What is being asked: For the copy, please give all of the data again exactly and leave the pictures out.

━━━━━ Materials provided ━━━━━

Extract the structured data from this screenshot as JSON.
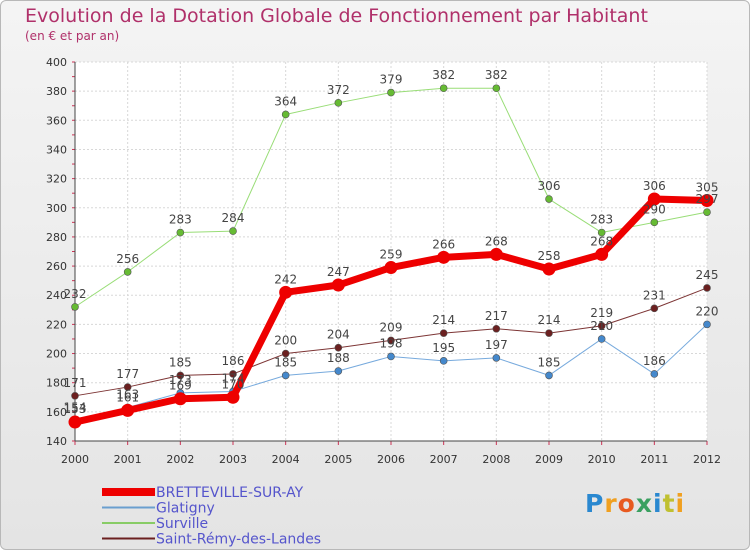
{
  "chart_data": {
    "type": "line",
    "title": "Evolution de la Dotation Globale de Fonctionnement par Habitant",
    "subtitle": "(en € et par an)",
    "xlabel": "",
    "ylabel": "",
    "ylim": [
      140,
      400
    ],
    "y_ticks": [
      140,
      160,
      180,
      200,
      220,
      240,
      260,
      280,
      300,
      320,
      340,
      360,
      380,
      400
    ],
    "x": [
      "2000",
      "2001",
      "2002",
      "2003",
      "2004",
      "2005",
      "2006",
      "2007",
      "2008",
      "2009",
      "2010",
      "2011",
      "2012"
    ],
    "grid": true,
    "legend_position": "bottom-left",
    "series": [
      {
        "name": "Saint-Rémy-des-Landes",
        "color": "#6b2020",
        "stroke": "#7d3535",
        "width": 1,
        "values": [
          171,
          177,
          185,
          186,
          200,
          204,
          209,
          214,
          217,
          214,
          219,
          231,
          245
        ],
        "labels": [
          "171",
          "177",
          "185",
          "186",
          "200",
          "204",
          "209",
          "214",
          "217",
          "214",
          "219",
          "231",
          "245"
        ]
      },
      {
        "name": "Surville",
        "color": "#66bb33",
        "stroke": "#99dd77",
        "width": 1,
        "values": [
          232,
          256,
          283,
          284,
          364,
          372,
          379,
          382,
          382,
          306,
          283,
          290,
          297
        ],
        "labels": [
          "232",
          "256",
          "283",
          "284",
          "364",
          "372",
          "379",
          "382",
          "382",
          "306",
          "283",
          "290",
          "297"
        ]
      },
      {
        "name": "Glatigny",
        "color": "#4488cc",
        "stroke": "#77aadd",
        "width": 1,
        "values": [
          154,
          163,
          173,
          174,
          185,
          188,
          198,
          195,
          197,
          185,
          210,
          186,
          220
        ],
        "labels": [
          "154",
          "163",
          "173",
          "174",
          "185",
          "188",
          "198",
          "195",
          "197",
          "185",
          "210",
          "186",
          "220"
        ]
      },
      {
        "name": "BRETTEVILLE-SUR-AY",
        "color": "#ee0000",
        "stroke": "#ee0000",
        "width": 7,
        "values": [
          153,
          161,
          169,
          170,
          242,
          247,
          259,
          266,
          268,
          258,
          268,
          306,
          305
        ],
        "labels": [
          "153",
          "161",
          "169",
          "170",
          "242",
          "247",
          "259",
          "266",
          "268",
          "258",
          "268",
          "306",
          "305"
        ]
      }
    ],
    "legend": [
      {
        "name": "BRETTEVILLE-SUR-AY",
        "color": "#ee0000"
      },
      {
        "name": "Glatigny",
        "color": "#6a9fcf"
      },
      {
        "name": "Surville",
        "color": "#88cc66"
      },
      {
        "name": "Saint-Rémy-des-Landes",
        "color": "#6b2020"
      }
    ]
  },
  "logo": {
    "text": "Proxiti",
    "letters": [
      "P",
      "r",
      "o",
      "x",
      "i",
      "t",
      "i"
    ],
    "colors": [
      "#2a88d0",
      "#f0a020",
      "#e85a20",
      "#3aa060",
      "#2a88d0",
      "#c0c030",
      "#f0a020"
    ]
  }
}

━━━━━

Result for this task:
Extract the structured data from this screenshot as JSON.
{
  "chart_data": {
    "type": "line",
    "title": "Evolution de la Dotation Globale de Fonctionnement par Habitant",
    "subtitle": "(en € et par an)",
    "xlabel": "",
    "ylabel": "",
    "ylim": [
      140,
      400
    ],
    "y_ticks": [
      140,
      160,
      180,
      200,
      220,
      240,
      260,
      280,
      300,
      320,
      340,
      360,
      380,
      400
    ],
    "x": [
      "2000",
      "2001",
      "2002",
      "2003",
      "2004",
      "2005",
      "2006",
      "2007",
      "2008",
      "2009",
      "2010",
      "2011",
      "2012"
    ],
    "grid": true,
    "legend_position": "bottom-left",
    "series": [
      {
        "name": "Saint-Rémy-des-Landes",
        "color": "#6b2020",
        "stroke": "#7d3535",
        "width": 1,
        "values": [
          171,
          177,
          185,
          186,
          200,
          204,
          209,
          214,
          217,
          214,
          219,
          231,
          245
        ],
        "labels": [
          "171",
          "177",
          "185",
          "186",
          "200",
          "204",
          "209",
          "214",
          "217",
          "214",
          "219",
          "231",
          "245"
        ]
      },
      {
        "name": "Surville",
        "color": "#66bb33",
        "stroke": "#99dd77",
        "width": 1,
        "values": [
          232,
          256,
          283,
          284,
          364,
          372,
          379,
          382,
          382,
          306,
          283,
          290,
          297
        ],
        "labels": [
          "232",
          "256",
          "283",
          "284",
          "364",
          "372",
          "379",
          "382",
          "382",
          "306",
          "283",
          "290",
          "297"
        ]
      },
      {
        "name": "Glatigny",
        "color": "#4488cc",
        "stroke": "#77aadd",
        "width": 1,
        "values": [
          154,
          163,
          173,
          174,
          185,
          188,
          198,
          195,
          197,
          185,
          210,
          186,
          220
        ],
        "labels": [
          "154",
          "163",
          "173",
          "174",
          "185",
          "188",
          "198",
          "195",
          "197",
          "185",
          "210",
          "186",
          "220"
        ]
      },
      {
        "name": "BRETTEVILLE-SUR-AY",
        "color": "#ee0000",
        "stroke": "#ee0000",
        "width": 7,
        "values": [
          153,
          161,
          169,
          170,
          242,
          247,
          259,
          266,
          268,
          258,
          268,
          306,
          305
        ],
        "labels": [
          "153",
          "161",
          "169",
          "170",
          "242",
          "247",
          "259",
          "266",
          "268",
          "258",
          "268",
          "306",
          "305"
        ]
      }
    ],
    "legend": [
      {
        "name": "BRETTEVILLE-SUR-AY",
        "color": "#ee0000"
      },
      {
        "name": "Glatigny",
        "color": "#6a9fcf"
      },
      {
        "name": "Surville",
        "color": "#88cc66"
      },
      {
        "name": "Saint-Rémy-des-Landes",
        "color": "#6b2020"
      }
    ]
  },
  "logo": {
    "text": "Proxiti",
    "letters": [
      "P",
      "r",
      "o",
      "x",
      "i",
      "t",
      "i"
    ],
    "colors": [
      "#2a88d0",
      "#f0a020",
      "#e85a20",
      "#3aa060",
      "#2a88d0",
      "#c0c030",
      "#f0a020"
    ]
  }
}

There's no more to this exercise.